··· Records for processing

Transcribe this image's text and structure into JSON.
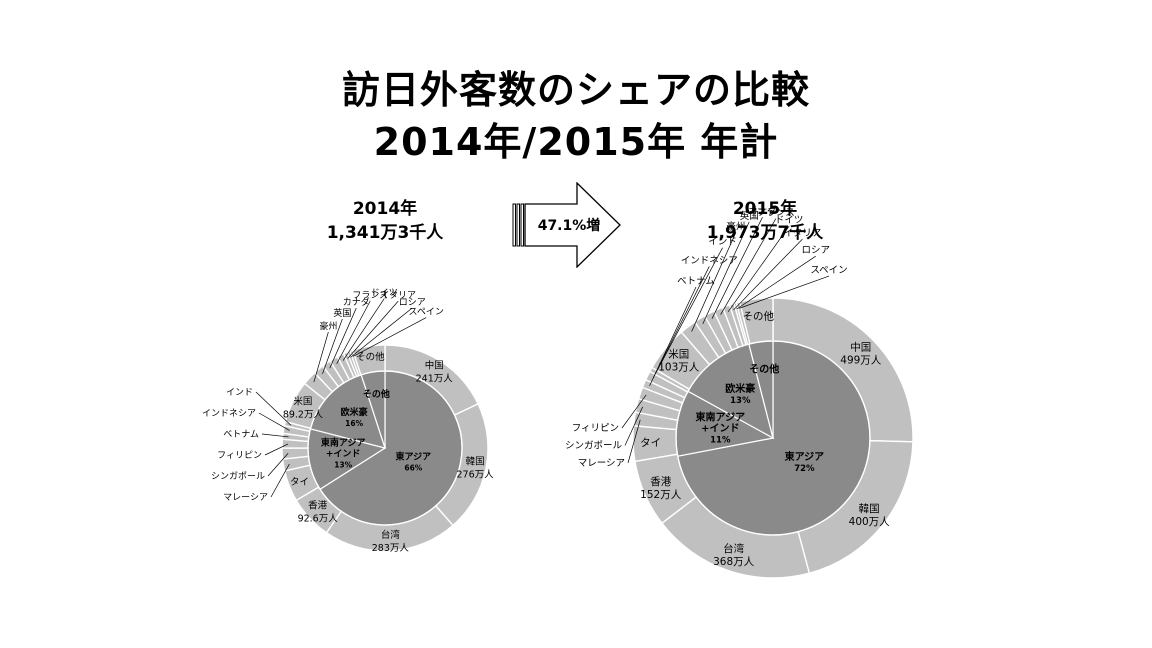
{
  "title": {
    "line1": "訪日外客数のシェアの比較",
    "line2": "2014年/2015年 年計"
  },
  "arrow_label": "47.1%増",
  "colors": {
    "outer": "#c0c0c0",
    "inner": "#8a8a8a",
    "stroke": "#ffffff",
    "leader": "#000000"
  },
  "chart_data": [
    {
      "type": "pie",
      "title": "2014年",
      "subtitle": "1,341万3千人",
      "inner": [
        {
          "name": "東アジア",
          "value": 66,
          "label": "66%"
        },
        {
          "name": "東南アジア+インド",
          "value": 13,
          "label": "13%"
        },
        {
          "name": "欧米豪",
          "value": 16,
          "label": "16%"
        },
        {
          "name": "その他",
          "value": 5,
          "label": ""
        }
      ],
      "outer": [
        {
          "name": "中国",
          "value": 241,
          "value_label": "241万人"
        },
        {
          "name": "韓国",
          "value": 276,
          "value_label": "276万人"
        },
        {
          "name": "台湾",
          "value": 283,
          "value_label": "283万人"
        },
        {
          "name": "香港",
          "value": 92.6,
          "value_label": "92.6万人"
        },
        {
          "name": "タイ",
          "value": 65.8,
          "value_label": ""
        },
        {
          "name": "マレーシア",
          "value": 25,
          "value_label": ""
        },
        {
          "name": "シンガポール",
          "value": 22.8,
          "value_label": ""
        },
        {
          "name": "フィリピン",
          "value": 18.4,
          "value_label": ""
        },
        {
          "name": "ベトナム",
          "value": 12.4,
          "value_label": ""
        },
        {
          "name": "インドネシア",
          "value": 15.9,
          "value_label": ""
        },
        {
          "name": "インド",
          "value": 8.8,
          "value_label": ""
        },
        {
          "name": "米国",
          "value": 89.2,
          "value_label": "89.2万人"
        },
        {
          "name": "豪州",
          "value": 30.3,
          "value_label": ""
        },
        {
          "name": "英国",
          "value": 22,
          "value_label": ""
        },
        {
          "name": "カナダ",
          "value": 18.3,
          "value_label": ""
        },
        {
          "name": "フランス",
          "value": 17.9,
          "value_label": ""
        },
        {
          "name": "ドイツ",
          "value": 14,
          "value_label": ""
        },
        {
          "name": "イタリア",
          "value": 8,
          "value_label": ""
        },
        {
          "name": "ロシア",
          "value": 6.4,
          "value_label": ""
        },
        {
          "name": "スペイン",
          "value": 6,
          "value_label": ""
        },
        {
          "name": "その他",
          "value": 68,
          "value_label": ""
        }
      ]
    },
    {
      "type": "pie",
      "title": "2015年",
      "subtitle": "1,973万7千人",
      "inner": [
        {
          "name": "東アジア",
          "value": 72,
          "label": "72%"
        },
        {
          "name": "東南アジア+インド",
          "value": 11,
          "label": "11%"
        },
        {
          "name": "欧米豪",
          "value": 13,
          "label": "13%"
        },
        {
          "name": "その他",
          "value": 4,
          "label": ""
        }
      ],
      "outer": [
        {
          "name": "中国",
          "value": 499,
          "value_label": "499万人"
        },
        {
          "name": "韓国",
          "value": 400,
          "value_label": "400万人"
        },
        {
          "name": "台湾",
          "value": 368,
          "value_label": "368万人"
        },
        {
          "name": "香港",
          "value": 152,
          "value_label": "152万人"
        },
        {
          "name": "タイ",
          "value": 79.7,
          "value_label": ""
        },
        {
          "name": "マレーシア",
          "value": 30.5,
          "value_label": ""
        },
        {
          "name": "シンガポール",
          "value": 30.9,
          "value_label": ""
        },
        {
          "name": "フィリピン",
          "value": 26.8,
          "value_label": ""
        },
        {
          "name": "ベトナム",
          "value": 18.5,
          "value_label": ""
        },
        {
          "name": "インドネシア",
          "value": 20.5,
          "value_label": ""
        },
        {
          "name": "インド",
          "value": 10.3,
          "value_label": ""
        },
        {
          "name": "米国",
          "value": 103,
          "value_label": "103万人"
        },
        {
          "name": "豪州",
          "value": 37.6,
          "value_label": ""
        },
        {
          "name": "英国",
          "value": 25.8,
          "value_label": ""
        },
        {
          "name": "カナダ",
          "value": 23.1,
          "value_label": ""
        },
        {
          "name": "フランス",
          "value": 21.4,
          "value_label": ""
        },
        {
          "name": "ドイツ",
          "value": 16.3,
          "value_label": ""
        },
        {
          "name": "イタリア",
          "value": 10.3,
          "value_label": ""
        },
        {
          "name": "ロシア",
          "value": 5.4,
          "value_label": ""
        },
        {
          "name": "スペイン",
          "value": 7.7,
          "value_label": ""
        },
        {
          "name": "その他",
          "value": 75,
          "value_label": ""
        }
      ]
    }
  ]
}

······
··· Records for processing

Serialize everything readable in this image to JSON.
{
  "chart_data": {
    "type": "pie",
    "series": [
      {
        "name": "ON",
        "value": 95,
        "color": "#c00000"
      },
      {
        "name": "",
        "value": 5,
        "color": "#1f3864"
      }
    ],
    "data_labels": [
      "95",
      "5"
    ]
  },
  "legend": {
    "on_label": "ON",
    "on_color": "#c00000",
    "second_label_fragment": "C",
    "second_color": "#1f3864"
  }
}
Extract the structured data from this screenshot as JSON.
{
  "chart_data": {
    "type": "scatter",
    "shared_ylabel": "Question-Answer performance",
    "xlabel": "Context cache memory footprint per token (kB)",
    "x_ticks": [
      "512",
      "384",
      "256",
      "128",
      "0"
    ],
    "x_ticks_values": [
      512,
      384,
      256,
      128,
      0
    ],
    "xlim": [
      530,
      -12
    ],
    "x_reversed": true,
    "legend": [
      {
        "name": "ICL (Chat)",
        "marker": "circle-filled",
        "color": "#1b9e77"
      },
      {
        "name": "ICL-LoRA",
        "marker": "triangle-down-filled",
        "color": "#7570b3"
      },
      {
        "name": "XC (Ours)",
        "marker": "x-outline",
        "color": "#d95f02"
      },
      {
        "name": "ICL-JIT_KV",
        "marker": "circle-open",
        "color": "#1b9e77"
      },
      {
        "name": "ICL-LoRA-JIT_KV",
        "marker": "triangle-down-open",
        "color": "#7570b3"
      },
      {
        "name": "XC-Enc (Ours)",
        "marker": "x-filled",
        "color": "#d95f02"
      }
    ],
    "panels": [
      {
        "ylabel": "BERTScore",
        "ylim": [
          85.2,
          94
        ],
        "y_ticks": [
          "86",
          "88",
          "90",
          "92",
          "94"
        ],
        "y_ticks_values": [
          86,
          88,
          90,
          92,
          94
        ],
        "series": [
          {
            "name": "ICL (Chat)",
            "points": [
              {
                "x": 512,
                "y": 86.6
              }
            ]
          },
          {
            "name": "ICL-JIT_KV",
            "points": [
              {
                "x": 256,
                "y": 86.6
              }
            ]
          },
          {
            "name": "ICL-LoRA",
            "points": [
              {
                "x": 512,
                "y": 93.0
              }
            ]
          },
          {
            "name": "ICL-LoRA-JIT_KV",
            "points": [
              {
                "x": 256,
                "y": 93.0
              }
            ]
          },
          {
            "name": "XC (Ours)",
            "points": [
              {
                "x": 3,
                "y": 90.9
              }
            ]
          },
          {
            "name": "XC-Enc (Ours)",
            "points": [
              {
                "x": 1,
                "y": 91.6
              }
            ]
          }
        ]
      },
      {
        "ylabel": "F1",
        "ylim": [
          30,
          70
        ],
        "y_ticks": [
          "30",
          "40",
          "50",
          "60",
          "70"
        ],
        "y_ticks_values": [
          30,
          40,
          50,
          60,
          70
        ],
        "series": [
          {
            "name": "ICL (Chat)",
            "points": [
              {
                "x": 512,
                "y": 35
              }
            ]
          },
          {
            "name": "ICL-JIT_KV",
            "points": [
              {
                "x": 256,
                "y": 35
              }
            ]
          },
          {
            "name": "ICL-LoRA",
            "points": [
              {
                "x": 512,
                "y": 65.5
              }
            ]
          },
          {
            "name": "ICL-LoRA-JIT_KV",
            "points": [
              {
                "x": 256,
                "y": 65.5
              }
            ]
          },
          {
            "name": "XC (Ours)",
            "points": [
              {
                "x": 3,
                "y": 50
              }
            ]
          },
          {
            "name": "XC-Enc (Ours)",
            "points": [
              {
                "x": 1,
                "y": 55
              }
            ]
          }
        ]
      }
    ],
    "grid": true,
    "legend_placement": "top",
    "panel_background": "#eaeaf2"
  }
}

······
··· Records for processing

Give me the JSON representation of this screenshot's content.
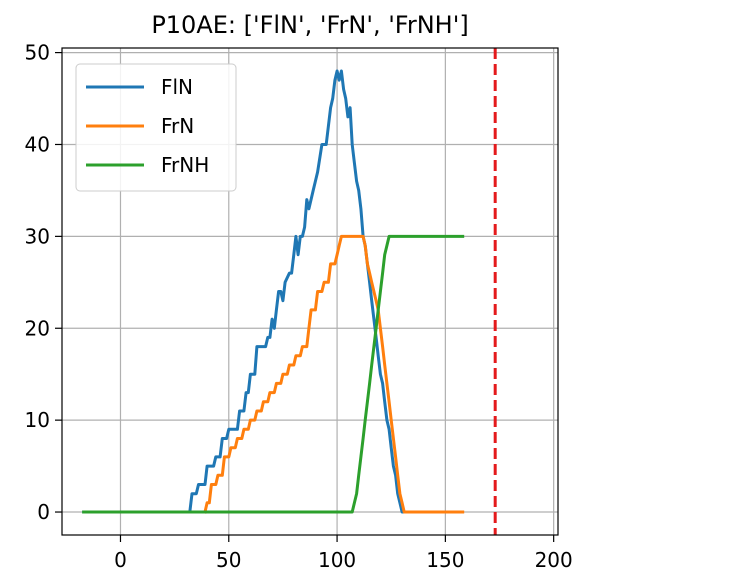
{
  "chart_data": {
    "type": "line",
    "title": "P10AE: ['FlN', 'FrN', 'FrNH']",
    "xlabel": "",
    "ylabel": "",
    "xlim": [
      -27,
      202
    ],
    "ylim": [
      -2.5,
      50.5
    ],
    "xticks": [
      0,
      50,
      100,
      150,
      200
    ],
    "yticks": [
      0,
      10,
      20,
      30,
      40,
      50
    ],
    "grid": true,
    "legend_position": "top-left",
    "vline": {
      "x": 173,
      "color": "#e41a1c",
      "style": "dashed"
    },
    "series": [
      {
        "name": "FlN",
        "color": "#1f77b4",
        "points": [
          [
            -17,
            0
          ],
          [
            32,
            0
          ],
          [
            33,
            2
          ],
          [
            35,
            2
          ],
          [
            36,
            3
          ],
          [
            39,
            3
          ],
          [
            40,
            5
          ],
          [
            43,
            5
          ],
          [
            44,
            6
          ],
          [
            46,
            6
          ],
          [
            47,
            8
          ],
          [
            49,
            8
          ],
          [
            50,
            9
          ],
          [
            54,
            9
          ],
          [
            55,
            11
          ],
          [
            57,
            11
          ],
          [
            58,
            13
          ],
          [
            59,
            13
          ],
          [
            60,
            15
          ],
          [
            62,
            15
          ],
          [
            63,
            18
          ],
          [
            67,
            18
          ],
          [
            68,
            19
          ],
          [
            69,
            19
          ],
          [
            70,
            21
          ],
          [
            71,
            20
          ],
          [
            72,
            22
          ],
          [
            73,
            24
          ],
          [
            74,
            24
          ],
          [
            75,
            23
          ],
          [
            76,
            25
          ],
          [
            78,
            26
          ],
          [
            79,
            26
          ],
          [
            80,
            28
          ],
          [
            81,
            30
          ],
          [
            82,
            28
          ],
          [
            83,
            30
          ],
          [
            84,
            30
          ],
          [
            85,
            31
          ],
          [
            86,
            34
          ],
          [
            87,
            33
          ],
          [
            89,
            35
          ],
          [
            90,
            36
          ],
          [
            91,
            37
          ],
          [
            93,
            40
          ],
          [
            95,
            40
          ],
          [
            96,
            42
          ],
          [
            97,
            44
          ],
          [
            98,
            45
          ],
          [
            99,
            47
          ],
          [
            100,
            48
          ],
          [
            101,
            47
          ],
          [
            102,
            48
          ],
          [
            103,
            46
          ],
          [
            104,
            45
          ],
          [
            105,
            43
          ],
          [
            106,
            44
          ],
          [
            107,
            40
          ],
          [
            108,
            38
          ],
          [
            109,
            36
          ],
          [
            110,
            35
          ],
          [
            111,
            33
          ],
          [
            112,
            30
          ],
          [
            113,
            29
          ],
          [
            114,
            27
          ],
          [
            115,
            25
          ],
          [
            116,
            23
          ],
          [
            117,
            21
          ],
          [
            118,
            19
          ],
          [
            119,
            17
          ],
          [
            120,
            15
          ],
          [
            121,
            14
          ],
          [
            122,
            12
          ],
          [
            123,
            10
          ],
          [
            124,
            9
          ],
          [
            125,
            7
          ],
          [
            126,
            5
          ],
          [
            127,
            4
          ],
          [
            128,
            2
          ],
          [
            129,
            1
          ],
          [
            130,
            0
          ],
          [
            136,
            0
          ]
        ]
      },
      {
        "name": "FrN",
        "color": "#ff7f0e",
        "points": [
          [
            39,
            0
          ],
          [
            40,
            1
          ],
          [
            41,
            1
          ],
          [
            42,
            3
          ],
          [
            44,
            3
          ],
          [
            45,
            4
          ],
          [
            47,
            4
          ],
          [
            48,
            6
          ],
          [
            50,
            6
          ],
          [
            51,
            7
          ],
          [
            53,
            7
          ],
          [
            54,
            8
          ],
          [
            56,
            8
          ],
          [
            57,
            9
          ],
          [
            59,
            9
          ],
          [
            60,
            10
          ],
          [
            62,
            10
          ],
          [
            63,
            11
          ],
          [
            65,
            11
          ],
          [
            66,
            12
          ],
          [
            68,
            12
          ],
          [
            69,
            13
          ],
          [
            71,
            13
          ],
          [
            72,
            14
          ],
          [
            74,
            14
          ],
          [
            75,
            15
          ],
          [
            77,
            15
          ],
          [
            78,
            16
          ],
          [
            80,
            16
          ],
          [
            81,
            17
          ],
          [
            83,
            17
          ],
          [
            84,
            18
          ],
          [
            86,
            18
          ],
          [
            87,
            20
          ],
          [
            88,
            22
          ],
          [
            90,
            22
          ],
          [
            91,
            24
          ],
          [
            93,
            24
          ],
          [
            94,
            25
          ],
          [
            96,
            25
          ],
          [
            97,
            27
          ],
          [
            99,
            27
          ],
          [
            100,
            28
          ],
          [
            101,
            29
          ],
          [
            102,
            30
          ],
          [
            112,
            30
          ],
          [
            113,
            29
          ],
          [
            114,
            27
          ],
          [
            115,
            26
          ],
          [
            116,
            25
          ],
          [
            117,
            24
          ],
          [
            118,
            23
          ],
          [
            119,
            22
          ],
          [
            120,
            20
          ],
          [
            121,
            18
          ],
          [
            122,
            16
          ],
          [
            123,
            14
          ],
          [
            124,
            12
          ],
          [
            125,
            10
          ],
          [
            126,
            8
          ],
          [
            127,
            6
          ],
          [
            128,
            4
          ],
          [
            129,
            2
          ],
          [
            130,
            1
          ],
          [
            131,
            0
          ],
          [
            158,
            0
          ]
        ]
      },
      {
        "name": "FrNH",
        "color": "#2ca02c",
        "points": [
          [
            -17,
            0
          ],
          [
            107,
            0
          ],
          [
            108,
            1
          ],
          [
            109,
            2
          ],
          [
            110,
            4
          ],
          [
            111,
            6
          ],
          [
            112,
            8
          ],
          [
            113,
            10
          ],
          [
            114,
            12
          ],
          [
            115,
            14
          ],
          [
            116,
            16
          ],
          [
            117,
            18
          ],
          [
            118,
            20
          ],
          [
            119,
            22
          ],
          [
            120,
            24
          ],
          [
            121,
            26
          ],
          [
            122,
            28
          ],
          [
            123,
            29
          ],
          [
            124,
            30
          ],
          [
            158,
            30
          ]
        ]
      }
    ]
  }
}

······

■ Written instruction: Every line of the listing that holds "this" should be found and copied.

■ Final result:
Transcribe this image's text and structure into JSON.
Serialize everything readable in this image to JSON.
Extract the structured data from this screenshot as JSON.
Give me the JSON representation of this screenshot's content.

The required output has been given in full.